[Extracted records]
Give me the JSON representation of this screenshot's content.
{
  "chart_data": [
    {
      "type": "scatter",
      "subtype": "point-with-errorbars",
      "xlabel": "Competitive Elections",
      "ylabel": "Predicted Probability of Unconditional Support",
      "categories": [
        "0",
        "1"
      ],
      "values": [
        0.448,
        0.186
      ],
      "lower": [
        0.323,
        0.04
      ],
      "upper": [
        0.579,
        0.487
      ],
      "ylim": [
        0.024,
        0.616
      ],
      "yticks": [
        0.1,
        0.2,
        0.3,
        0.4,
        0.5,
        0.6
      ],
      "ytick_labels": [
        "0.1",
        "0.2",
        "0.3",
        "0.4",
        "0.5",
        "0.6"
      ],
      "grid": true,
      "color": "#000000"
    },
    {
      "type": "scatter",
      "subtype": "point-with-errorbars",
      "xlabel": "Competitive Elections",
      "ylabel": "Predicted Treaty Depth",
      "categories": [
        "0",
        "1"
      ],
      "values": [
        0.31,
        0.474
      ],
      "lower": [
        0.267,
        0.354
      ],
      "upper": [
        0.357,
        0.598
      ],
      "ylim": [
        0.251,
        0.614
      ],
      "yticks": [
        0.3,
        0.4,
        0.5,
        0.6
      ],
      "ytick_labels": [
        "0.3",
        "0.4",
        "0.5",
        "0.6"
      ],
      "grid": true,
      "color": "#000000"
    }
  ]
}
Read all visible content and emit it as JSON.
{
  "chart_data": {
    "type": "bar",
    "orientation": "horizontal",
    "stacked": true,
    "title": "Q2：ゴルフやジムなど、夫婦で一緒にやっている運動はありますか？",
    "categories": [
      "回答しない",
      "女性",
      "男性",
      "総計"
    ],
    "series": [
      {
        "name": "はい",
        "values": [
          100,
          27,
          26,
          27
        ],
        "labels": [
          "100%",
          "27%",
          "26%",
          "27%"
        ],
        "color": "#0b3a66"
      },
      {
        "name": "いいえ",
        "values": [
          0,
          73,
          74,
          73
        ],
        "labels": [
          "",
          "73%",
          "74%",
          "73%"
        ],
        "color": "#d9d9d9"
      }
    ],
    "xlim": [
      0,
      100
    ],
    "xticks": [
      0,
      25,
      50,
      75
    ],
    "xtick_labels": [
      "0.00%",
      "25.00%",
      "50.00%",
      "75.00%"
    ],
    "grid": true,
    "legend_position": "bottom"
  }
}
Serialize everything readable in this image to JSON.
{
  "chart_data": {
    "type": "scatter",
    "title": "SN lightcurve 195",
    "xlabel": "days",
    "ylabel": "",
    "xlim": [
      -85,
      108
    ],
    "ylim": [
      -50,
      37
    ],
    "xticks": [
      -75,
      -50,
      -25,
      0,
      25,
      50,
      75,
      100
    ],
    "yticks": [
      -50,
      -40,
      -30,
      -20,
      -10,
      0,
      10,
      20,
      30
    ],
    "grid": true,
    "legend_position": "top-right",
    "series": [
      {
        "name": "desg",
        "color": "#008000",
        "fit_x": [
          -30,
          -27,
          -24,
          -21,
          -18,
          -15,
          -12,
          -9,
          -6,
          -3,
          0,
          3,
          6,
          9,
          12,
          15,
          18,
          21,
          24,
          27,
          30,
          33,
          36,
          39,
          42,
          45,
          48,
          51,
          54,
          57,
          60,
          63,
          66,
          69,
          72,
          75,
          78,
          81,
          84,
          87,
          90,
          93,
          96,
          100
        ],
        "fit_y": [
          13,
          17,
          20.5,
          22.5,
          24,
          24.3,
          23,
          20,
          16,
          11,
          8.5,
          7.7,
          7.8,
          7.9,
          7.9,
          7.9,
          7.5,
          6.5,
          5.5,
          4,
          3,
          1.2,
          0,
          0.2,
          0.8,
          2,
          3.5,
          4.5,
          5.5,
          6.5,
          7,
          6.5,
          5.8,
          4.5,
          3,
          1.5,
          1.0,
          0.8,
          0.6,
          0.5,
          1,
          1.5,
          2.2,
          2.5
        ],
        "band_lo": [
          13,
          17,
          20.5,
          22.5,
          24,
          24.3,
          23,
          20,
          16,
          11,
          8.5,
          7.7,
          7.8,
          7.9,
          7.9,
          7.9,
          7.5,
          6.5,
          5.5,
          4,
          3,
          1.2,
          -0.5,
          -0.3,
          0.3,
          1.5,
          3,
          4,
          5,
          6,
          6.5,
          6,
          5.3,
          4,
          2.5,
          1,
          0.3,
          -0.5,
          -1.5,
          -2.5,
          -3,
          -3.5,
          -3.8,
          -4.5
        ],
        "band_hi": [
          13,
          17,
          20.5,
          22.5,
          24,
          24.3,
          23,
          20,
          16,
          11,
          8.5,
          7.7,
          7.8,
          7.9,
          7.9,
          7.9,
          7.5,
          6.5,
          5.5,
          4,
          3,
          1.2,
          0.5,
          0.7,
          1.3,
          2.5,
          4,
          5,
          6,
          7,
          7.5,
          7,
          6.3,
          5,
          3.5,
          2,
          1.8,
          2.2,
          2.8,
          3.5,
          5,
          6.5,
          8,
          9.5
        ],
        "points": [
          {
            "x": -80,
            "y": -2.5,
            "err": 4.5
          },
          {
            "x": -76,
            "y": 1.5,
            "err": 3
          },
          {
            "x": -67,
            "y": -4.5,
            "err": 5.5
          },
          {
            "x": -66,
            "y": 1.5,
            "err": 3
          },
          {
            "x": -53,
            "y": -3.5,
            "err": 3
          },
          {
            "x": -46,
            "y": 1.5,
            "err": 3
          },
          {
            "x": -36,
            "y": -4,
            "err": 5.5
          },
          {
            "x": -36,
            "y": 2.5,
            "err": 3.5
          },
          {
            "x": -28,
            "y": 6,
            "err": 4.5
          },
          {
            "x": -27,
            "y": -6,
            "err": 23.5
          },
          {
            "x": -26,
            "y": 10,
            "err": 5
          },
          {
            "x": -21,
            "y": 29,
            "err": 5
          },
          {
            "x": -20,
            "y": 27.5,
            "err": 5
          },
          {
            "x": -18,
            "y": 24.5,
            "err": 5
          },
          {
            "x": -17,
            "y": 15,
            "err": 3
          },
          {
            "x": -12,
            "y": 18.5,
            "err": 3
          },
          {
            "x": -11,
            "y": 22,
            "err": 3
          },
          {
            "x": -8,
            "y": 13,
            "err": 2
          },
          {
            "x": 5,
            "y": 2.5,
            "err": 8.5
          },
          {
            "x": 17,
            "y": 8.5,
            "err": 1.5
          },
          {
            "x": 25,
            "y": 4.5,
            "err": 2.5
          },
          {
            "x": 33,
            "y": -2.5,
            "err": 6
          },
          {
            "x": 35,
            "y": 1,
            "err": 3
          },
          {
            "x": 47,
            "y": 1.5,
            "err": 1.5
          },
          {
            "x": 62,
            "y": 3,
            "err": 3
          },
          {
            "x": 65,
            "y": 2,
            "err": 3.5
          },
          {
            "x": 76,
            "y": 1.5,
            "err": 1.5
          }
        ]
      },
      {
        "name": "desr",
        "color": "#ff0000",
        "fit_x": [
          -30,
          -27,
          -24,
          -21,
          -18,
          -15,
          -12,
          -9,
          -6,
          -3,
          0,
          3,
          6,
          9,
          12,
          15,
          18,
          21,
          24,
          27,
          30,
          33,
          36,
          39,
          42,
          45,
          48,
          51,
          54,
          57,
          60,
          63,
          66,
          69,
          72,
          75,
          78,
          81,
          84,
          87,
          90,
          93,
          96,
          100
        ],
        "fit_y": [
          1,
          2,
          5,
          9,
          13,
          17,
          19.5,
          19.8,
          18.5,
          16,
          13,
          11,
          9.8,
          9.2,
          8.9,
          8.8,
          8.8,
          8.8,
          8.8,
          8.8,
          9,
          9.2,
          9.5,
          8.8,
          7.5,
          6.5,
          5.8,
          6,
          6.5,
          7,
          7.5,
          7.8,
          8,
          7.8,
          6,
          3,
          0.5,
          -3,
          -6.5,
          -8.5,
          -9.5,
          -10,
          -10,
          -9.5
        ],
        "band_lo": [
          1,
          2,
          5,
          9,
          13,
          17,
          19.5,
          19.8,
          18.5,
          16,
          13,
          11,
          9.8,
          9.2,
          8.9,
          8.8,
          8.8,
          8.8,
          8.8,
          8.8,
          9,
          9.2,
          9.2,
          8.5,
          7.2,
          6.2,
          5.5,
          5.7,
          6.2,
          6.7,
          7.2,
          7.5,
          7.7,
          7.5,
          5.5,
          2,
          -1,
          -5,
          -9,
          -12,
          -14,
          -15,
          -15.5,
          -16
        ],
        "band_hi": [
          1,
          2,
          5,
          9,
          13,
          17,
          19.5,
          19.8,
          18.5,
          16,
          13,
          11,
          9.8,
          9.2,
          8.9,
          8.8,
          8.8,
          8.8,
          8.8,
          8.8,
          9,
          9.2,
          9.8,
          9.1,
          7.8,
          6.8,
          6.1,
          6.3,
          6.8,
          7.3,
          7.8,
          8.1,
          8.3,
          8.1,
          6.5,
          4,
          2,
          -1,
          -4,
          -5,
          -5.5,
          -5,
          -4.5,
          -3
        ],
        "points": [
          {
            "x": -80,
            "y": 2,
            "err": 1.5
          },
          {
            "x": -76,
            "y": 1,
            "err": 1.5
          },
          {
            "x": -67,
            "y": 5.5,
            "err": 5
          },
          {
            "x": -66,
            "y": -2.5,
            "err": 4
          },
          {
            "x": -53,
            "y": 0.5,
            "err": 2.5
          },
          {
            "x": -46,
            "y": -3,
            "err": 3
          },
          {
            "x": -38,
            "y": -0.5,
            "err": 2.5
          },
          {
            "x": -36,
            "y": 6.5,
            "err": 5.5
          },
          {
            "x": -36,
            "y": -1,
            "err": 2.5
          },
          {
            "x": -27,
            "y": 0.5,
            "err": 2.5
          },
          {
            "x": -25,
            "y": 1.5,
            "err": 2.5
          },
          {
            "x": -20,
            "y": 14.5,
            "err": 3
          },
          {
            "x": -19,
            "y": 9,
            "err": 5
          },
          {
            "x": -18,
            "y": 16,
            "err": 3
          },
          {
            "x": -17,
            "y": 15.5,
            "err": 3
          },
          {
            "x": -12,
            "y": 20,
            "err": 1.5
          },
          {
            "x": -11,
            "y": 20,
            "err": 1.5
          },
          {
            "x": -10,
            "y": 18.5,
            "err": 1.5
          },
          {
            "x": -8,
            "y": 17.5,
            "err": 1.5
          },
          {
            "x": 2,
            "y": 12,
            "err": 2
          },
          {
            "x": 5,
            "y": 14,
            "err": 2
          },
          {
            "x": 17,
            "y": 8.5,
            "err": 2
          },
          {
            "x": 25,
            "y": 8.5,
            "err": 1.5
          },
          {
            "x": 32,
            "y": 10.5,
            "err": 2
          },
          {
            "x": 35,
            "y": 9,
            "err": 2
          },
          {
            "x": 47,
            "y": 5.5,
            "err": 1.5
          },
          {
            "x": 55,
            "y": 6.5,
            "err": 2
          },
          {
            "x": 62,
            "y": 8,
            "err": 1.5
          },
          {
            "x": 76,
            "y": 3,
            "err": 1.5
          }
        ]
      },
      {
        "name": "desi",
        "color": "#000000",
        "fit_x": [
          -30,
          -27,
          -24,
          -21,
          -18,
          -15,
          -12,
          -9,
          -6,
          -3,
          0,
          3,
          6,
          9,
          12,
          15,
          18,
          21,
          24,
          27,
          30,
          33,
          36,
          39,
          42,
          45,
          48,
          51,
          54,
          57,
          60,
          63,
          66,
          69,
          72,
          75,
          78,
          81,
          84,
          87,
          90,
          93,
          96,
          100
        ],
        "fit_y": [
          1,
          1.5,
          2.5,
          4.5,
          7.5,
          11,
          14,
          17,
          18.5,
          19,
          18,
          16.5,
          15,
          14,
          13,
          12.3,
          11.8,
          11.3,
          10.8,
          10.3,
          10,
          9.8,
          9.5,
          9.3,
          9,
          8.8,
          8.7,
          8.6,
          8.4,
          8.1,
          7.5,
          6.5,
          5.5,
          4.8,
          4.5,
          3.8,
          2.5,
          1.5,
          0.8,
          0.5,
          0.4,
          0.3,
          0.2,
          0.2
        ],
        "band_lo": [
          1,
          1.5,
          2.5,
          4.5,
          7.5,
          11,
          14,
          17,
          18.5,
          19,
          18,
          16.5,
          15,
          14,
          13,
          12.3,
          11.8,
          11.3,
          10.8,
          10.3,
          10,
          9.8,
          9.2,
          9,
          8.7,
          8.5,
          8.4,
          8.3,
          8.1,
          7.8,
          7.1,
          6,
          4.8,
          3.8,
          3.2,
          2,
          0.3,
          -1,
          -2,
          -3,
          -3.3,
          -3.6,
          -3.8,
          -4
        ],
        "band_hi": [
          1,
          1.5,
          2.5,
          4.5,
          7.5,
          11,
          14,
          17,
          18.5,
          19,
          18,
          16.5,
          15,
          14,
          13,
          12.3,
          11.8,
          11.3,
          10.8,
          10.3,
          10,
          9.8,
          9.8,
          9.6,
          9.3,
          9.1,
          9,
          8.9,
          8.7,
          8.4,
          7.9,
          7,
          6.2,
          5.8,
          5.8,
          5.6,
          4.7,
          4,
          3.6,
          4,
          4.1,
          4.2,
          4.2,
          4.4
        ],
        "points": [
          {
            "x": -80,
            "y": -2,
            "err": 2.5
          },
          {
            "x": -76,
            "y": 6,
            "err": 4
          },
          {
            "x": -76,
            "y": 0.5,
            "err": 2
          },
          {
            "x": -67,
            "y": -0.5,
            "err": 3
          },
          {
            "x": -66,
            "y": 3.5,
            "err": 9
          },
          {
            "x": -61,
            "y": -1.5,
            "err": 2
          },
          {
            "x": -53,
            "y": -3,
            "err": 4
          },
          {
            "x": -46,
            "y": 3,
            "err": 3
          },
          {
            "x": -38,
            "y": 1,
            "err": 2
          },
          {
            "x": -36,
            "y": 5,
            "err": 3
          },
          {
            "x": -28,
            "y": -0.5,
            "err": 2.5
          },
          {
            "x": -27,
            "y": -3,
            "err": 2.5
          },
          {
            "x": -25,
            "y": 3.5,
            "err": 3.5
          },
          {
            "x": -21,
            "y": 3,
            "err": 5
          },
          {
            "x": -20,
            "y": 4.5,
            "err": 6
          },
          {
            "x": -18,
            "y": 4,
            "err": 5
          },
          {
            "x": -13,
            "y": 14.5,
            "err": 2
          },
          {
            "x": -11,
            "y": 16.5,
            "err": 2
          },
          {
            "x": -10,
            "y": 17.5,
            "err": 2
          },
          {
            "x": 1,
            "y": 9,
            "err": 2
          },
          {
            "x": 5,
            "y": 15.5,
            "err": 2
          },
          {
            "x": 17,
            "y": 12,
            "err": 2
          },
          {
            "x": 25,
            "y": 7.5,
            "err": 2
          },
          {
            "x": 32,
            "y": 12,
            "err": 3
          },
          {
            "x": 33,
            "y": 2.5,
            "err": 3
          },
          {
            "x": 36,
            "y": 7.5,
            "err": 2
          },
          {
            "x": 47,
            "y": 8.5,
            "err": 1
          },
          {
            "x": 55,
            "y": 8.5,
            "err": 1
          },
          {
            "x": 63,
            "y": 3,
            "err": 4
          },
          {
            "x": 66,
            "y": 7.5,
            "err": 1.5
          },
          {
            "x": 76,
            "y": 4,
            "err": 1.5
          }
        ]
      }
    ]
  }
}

*EXERCISE REQUIREMENTS*.
Scan the listing above. Gather each line that contains the word "name".

*COMPLETED TASK*.
        "name": "はい",
        "name": "いいえ",
        "name": "desg",
        "name": "desr",
        "name": "desi",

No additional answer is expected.